==== Material for the task ====
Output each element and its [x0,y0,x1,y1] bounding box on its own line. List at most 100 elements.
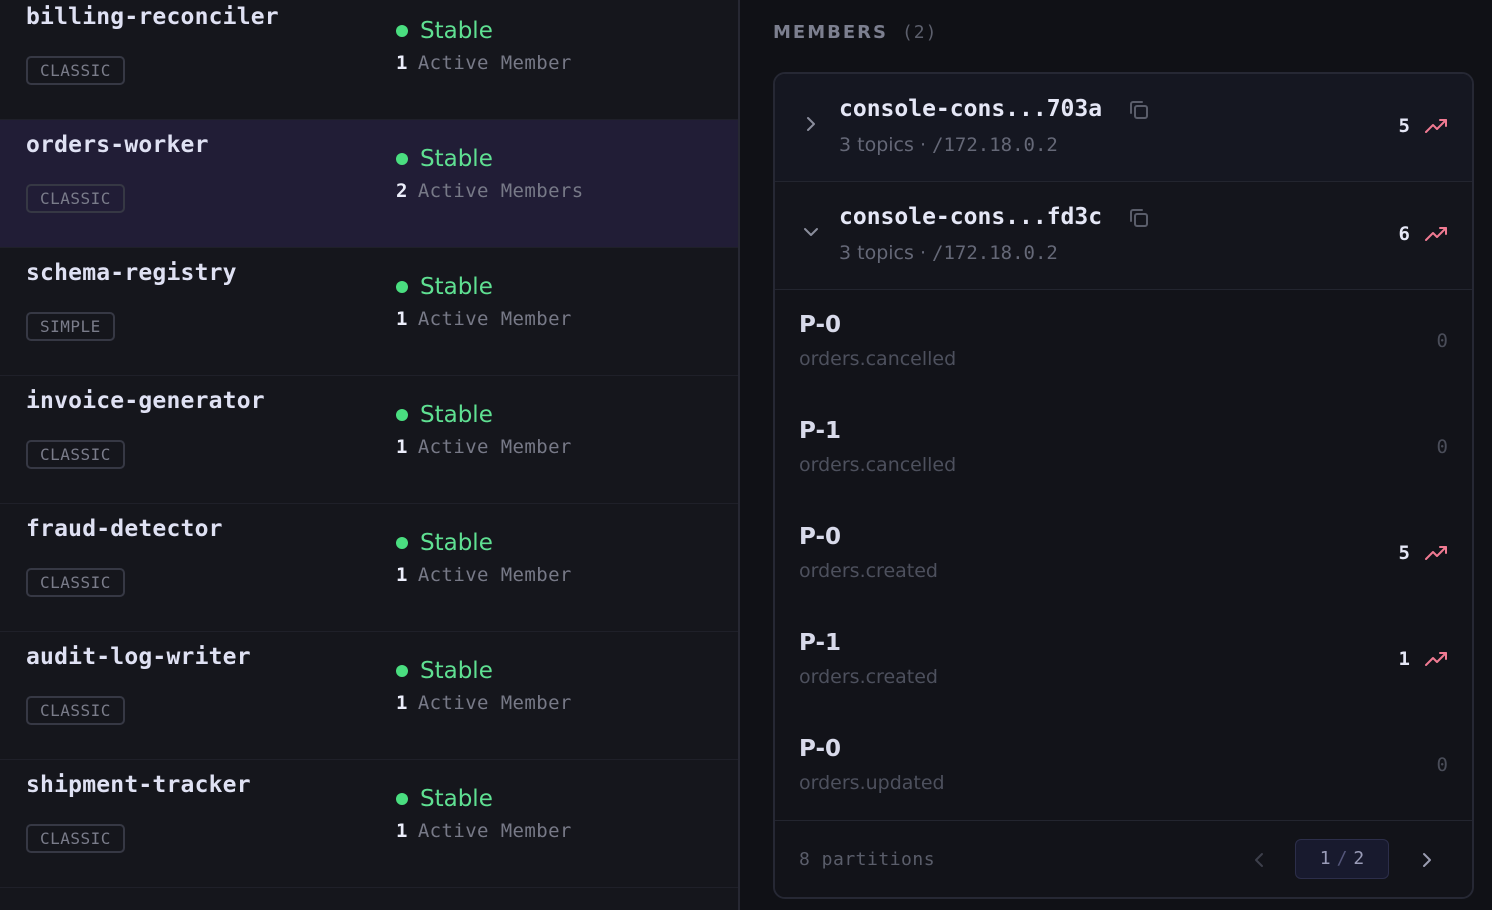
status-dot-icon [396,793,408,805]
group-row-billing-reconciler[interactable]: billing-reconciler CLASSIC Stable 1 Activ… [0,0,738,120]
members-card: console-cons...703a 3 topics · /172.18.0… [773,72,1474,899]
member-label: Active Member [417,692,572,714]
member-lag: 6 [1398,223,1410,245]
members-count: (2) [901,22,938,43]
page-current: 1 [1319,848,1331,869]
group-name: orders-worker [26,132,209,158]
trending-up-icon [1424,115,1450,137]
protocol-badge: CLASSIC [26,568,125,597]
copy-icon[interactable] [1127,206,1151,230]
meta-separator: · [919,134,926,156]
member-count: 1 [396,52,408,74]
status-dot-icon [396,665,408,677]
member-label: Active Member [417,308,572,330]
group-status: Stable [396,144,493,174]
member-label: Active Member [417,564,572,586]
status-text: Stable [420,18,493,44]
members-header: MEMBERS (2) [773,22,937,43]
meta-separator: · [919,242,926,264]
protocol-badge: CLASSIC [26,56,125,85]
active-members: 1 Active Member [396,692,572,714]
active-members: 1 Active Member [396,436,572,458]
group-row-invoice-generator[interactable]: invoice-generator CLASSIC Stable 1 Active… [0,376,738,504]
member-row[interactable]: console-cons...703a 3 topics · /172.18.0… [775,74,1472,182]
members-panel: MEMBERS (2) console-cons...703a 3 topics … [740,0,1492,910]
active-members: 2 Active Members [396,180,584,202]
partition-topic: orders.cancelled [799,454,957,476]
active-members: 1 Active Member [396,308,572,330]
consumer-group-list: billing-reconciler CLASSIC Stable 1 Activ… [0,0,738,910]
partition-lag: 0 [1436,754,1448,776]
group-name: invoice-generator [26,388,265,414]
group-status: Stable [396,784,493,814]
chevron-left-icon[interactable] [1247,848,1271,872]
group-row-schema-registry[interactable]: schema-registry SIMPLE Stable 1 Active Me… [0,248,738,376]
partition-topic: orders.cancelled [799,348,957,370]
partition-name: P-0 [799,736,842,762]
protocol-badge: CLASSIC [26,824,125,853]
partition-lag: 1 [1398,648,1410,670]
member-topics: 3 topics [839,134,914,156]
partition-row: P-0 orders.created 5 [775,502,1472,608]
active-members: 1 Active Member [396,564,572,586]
====
Given task: Locate each line of the records that contains the string "invoice", with case counting, and copy those lines.

Complete response:
group-row-invoice-generator[interactable]: invoice-generator CLASSIC Stable 1 Active… [0,376,738,504]
group-name: invoice-generator [26,388,265,414]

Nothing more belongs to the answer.